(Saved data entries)
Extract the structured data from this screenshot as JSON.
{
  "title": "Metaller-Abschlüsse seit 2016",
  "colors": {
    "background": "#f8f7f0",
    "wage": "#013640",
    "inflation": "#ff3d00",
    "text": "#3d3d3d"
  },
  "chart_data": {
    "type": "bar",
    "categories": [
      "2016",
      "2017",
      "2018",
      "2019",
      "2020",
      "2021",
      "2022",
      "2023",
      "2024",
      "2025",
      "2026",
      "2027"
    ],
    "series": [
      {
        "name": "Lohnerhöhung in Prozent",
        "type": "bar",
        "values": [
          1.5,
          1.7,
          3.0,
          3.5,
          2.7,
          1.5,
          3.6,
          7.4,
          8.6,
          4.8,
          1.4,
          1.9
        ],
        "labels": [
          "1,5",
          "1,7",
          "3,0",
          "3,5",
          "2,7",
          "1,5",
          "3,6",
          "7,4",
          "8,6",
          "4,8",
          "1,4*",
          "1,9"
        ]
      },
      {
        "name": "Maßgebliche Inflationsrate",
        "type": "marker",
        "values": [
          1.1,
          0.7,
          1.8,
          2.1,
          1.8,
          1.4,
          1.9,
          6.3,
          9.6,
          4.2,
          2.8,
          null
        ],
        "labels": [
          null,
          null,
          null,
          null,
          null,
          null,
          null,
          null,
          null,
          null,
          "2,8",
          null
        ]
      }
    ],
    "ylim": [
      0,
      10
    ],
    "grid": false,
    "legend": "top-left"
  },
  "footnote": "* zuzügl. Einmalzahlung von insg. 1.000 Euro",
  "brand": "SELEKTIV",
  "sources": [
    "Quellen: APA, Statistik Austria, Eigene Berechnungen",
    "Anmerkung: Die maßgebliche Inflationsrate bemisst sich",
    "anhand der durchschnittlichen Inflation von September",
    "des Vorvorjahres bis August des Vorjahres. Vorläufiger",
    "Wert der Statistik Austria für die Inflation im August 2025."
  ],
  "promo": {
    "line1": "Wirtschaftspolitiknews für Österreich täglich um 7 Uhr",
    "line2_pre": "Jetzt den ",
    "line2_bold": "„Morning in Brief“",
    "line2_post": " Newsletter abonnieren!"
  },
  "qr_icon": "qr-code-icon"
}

_What the task requires_:
Repeat the records exactly, including every line.

_Output of the task_:
Extract the structured data from this screenshot as JSON.
{
  "title": "Metaller-Abschlüsse seit 2016",
  "colors": {
    "background": "#f8f7f0",
    "wage": "#013640",
    "inflation": "#ff3d00",
    "text": "#3d3d3d"
  },
  "chart_data": {
    "type": "bar",
    "categories": [
      "2016",
      "2017",
      "2018",
      "2019",
      "2020",
      "2021",
      "2022",
      "2023",
      "2024",
      "2025",
      "2026",
      "2027"
    ],
    "series": [
      {
        "name": "Lohnerhöhung in Prozent",
        "type": "bar",
        "values": [
          1.5,
          1.7,
          3.0,
          3.5,
          2.7,
          1.5,
          3.6,
          7.4,
          8.6,
          4.8,
          1.4,
          1.9
        ],
        "labels": [
          "1,5",
          "1,7",
          "3,0",
          "3,5",
          "2,7",
          "1,5",
          "3,6",
          "7,4",
          "8,6",
          "4,8",
          "1,4*",
          "1,9"
        ]
      },
      {
        "name": "Maßgebliche Inflationsrate",
        "type": "marker",
        "values": [
          1.1,
          0.7,
          1.8,
          2.1,
          1.8,
          1.4,
          1.9,
          6.3,
          9.6,
          4.2,
          2.8,
          null
        ],
        "labels": [
          null,
          null,
          null,
          null,
          null,
          null,
          null,
          null,
          null,
          null,
          "2,8",
          null
        ]
      }
    ],
    "ylim": [
      0,
      10
    ],
    "grid": false,
    "legend": "top-left"
  },
  "footnote": "* zuzügl. Einmalzahlung von insg. 1.000 Euro",
  "brand": "SELEKTIV",
  "sources": [
    "Quellen: APA, Statistik Austria, Eigene Berechnungen",
    "Anmerkung: Die maßgebliche Inflationsrate bemisst sich",
    "anhand der durchschnittlichen Inflation von September",
    "des Vorvorjahres bis August des Vorjahres. Vorläufiger",
    "Wert der Statistik Austria für die Inflation im August 2025."
  ],
  "promo": {
    "line1": "Wirtschaftspolitiknews für Österreich täglich um 7 Uhr",
    "line2_pre": "Jetzt den ",
    "line2_bold": "„Morning in Brief“",
    "line2_post": " Newsletter abonnieren!"
  },
  "qr_icon": "qr-code-icon"
}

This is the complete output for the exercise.